--- start of Exercise data ---
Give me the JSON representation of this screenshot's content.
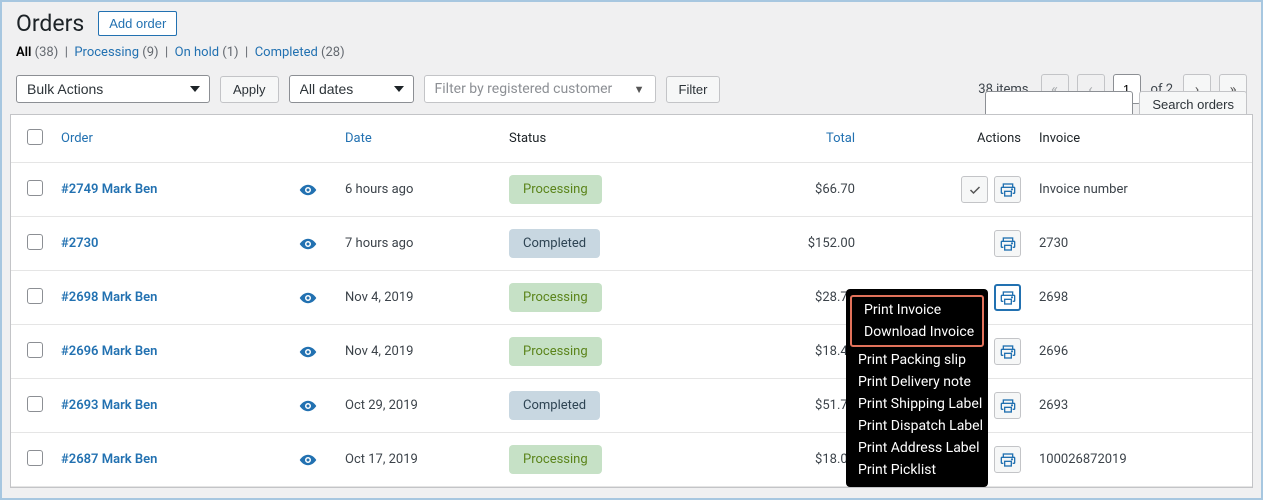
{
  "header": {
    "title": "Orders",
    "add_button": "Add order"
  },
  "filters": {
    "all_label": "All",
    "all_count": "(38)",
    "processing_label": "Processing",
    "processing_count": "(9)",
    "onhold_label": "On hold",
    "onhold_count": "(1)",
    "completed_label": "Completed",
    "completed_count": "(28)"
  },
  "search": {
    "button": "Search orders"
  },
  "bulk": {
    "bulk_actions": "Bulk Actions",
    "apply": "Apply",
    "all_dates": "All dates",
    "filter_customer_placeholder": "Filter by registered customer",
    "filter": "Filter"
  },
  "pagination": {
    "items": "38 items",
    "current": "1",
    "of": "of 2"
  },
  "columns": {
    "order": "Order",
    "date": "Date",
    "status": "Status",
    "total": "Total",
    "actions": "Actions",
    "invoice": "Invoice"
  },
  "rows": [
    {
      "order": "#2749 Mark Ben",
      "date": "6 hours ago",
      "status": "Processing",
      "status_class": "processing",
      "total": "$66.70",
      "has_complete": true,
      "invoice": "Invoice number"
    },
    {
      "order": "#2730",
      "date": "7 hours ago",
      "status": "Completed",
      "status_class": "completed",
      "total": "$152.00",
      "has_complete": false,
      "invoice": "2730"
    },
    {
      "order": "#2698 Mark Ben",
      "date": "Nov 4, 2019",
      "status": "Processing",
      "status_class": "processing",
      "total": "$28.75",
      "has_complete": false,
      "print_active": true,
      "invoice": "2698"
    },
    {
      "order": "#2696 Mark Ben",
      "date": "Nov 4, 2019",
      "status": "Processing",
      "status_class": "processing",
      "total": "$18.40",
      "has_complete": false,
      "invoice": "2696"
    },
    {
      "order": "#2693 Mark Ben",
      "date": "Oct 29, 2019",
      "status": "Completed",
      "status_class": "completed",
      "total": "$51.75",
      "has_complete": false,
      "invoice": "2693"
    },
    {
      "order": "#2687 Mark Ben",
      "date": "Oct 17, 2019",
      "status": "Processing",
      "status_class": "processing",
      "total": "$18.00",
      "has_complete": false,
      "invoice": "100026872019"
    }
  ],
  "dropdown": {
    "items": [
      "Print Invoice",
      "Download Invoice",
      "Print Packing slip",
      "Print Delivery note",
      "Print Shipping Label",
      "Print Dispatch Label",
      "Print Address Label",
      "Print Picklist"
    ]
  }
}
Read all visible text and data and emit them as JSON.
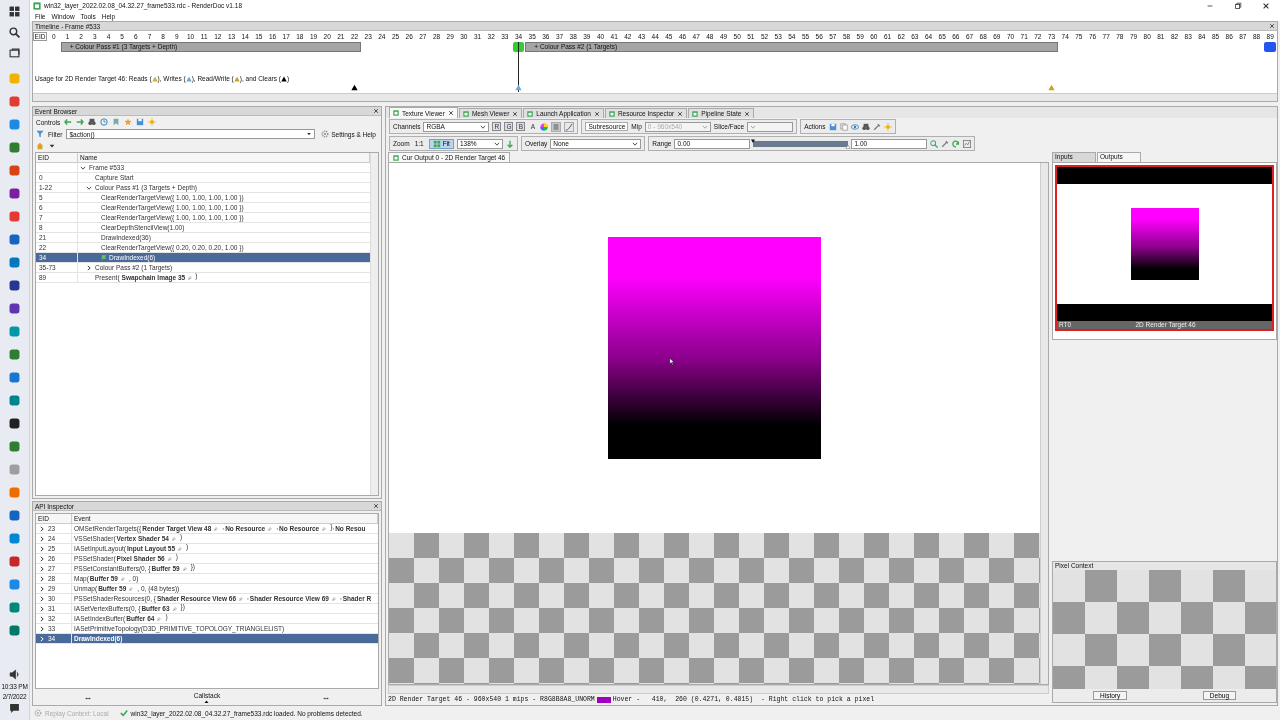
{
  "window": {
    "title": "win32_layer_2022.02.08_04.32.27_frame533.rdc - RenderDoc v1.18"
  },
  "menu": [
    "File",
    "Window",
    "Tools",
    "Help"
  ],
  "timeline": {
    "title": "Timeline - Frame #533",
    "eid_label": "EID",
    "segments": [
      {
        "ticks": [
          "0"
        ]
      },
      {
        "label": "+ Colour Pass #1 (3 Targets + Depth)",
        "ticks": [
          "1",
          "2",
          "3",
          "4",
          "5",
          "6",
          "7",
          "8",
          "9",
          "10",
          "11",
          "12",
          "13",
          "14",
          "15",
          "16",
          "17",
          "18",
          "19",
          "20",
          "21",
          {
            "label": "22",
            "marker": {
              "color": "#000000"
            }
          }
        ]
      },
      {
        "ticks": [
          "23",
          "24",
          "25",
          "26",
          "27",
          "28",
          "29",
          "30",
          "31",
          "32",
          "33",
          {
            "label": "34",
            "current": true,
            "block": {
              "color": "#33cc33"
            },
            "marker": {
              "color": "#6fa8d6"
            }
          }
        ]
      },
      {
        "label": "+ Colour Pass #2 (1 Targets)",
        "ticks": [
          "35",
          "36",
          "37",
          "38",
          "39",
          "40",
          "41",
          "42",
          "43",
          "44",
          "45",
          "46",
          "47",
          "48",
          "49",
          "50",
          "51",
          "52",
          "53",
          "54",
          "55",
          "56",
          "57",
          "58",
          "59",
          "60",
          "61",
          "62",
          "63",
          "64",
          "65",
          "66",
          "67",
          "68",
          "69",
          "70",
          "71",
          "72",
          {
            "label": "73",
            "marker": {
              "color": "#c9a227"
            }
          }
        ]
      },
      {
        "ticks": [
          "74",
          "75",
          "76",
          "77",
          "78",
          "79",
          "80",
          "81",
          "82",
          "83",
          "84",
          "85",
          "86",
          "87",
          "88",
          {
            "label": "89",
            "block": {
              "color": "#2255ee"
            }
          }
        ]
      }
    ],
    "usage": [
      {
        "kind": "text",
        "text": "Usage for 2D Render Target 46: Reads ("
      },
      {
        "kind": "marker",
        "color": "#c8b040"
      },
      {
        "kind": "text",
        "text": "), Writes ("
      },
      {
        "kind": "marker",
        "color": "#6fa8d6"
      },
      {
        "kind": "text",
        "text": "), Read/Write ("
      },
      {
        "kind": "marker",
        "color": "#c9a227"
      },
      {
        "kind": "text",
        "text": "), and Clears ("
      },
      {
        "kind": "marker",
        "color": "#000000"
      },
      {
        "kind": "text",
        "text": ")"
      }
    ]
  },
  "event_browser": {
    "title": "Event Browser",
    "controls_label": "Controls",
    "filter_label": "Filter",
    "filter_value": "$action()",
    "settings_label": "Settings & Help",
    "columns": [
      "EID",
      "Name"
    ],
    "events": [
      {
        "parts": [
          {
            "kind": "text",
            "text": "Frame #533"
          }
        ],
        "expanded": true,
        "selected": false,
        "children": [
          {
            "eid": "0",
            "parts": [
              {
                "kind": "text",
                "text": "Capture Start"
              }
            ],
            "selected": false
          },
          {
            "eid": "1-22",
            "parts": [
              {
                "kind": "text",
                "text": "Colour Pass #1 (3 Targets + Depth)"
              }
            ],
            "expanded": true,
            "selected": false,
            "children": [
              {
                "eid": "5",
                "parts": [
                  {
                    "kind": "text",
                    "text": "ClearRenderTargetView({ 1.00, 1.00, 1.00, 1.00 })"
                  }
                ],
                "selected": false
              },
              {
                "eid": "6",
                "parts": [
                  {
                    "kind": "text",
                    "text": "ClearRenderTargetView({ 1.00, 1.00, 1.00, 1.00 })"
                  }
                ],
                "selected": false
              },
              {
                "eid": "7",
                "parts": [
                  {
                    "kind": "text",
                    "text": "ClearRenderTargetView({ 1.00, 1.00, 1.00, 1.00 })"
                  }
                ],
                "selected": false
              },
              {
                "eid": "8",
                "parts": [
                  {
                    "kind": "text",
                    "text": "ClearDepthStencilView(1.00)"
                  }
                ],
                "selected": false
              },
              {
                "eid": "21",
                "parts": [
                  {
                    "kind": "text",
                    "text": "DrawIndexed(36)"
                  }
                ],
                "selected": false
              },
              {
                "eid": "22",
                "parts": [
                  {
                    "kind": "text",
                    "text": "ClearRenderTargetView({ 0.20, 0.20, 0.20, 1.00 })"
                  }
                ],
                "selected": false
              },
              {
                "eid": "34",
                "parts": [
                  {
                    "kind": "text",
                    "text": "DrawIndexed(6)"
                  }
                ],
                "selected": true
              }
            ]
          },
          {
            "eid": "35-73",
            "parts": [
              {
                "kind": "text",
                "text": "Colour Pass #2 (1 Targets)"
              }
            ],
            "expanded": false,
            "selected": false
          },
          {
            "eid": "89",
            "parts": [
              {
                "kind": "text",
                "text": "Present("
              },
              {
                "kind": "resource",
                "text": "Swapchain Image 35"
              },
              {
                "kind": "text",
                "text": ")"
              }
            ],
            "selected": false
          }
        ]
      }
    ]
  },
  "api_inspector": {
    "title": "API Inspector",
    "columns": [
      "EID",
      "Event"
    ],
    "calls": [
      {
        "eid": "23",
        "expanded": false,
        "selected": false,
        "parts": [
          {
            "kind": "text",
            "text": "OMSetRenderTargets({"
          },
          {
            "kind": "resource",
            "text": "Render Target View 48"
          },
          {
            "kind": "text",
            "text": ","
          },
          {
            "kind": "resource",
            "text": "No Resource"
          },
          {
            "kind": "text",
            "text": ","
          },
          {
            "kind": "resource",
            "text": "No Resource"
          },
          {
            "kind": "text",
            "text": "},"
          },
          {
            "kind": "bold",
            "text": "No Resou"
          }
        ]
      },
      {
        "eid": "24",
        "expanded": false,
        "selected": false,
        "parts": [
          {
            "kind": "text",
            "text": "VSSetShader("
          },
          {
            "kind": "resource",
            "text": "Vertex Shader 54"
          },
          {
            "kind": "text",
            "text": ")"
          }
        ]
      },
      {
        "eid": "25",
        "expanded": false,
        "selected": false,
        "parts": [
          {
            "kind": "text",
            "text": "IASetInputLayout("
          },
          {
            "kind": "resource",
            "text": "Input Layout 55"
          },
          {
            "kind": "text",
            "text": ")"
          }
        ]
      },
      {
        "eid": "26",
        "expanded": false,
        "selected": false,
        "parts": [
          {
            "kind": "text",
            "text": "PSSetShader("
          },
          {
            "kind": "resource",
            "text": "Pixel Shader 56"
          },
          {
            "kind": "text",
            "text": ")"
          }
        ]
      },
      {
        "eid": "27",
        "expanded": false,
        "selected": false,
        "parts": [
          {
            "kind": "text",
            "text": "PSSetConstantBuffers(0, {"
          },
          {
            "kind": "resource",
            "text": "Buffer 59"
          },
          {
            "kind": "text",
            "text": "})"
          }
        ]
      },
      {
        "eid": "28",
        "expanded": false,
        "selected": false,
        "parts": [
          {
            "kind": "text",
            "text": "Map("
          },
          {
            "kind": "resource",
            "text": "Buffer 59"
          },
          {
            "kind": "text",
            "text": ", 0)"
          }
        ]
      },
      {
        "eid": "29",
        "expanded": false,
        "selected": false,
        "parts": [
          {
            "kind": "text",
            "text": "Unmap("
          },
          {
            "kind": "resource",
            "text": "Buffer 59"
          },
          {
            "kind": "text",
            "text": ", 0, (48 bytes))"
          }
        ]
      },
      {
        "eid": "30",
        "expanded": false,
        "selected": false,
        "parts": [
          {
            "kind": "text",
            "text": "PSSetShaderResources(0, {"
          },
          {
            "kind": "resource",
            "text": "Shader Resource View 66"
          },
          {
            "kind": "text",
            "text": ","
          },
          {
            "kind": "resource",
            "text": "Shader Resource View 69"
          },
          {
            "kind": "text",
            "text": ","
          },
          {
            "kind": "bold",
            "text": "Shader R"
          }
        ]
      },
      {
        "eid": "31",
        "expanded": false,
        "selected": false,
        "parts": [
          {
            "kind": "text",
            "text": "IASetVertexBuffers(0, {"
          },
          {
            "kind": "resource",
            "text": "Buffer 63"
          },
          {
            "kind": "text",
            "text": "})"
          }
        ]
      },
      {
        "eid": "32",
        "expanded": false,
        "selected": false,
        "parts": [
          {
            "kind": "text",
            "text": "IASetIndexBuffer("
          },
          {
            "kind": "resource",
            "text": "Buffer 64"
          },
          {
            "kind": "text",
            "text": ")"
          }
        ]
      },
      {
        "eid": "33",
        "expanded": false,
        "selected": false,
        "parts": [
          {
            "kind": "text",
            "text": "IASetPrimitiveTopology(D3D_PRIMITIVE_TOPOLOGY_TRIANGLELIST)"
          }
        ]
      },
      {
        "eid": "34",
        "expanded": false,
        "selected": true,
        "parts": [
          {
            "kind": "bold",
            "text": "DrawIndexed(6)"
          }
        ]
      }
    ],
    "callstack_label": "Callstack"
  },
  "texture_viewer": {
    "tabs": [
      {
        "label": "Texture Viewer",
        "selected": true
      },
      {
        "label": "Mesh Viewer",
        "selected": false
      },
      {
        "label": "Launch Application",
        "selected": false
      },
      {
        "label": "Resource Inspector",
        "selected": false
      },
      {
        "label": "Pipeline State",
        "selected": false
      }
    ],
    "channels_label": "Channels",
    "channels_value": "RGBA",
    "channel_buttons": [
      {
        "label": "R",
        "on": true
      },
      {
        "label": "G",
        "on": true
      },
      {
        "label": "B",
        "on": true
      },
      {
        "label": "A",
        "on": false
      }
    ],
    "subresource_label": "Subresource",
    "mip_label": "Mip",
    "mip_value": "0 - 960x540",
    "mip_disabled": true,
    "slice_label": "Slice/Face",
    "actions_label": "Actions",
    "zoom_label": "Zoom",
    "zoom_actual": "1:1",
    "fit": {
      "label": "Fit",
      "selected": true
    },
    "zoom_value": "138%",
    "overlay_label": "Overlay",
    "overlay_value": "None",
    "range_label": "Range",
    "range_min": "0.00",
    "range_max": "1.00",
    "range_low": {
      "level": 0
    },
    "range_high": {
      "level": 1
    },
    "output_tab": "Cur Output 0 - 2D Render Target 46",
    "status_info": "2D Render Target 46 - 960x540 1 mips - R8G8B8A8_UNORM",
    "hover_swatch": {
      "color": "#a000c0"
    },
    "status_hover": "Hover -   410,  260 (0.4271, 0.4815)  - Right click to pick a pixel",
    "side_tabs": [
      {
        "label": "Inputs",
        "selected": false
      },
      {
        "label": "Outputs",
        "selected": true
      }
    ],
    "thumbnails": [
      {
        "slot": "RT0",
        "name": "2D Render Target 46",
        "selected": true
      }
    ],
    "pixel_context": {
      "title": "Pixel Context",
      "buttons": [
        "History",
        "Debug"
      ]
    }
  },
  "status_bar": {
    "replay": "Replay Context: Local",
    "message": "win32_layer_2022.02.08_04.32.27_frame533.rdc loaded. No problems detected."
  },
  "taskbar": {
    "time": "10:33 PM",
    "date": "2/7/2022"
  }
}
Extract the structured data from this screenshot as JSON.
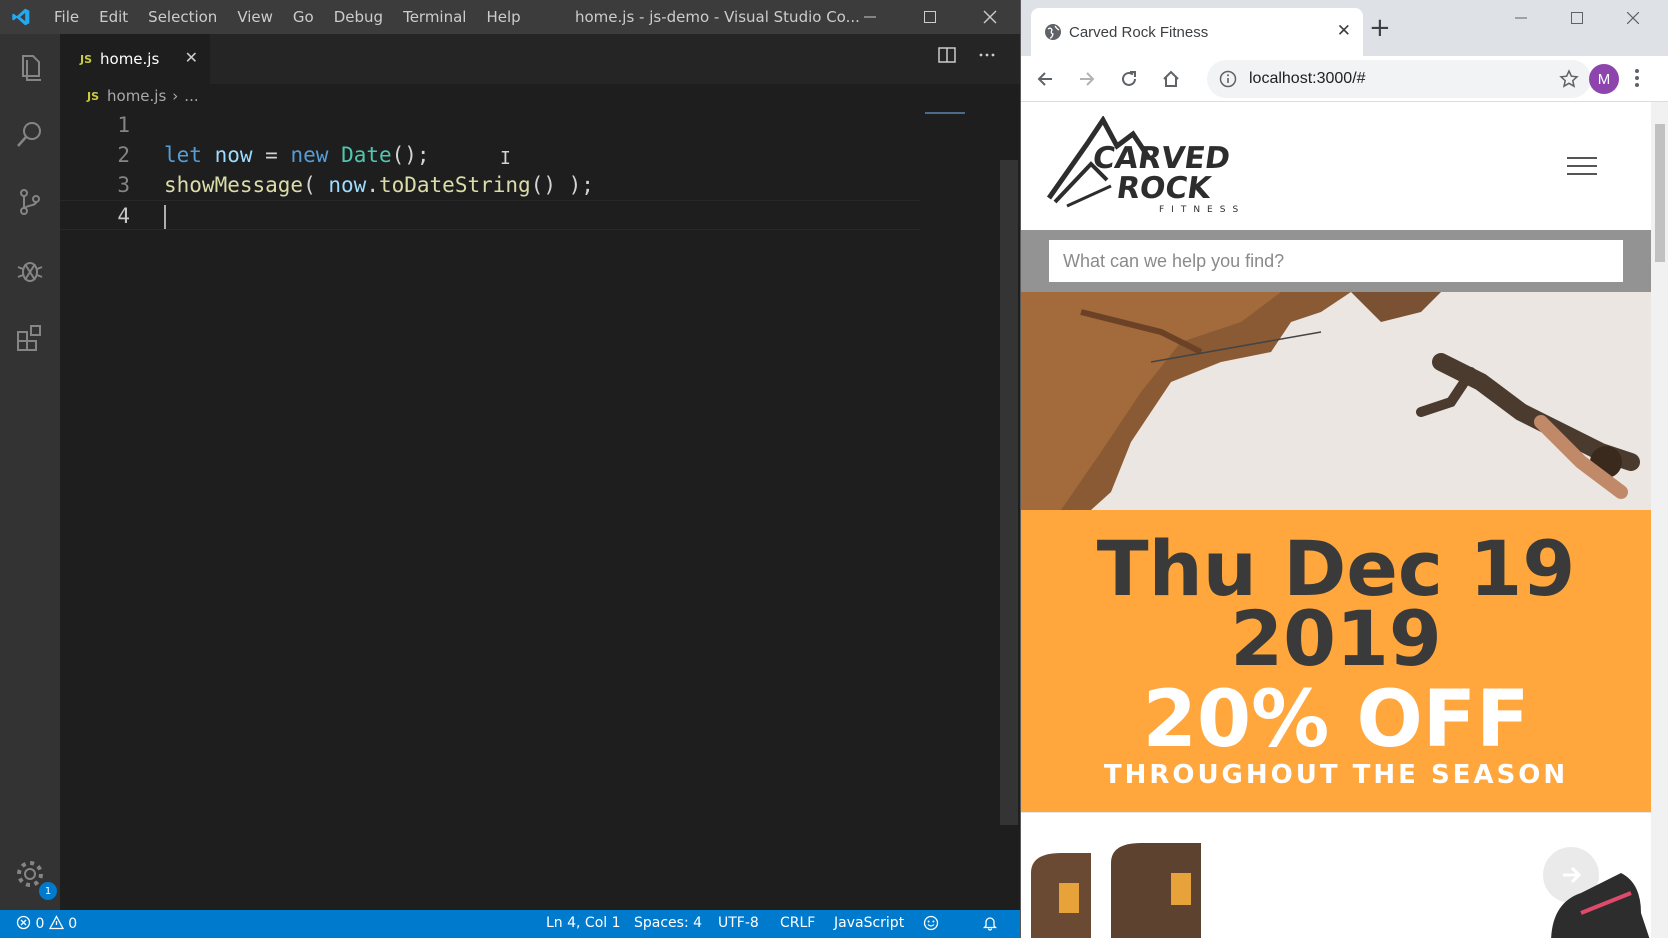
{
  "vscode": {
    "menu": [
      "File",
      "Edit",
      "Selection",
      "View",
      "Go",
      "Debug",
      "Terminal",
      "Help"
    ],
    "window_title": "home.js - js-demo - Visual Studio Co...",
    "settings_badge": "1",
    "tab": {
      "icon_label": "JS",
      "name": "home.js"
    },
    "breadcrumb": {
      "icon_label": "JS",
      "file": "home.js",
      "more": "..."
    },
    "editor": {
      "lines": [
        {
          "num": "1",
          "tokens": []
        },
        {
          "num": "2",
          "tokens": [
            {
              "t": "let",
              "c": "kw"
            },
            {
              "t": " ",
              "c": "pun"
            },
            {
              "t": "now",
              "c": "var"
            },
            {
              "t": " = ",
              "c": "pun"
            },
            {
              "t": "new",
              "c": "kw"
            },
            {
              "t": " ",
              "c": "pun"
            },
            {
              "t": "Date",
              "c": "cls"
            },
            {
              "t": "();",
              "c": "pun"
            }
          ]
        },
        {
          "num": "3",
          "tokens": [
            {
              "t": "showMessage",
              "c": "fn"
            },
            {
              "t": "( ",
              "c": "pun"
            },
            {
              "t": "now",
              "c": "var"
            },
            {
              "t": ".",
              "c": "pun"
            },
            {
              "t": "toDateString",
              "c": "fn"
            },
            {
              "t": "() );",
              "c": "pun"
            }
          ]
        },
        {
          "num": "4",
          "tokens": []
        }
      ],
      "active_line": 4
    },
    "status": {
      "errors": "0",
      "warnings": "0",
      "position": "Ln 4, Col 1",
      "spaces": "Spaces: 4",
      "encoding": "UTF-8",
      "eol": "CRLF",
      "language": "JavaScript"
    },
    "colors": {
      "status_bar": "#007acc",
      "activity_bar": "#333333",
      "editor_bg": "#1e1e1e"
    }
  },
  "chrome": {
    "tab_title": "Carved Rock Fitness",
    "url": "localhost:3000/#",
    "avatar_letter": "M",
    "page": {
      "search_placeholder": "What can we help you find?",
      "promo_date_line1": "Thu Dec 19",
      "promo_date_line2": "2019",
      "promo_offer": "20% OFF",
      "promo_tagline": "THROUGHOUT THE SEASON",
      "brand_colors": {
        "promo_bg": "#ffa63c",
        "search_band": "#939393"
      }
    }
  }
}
--- end of Exercise data ---
# Objective
Identify the lines that hold the word "Colour". Copy every one of them.

# Exercise solution
        "label": "+ Colour Pass #1 (3 Targets + Depth)",
        "label": "+ Colour Pass #2 (1 Targets)",
                "text": "Colour Pass #1 (3 Targets + Depth)"
                "text": "Colour Pass #2 (1 Targets)"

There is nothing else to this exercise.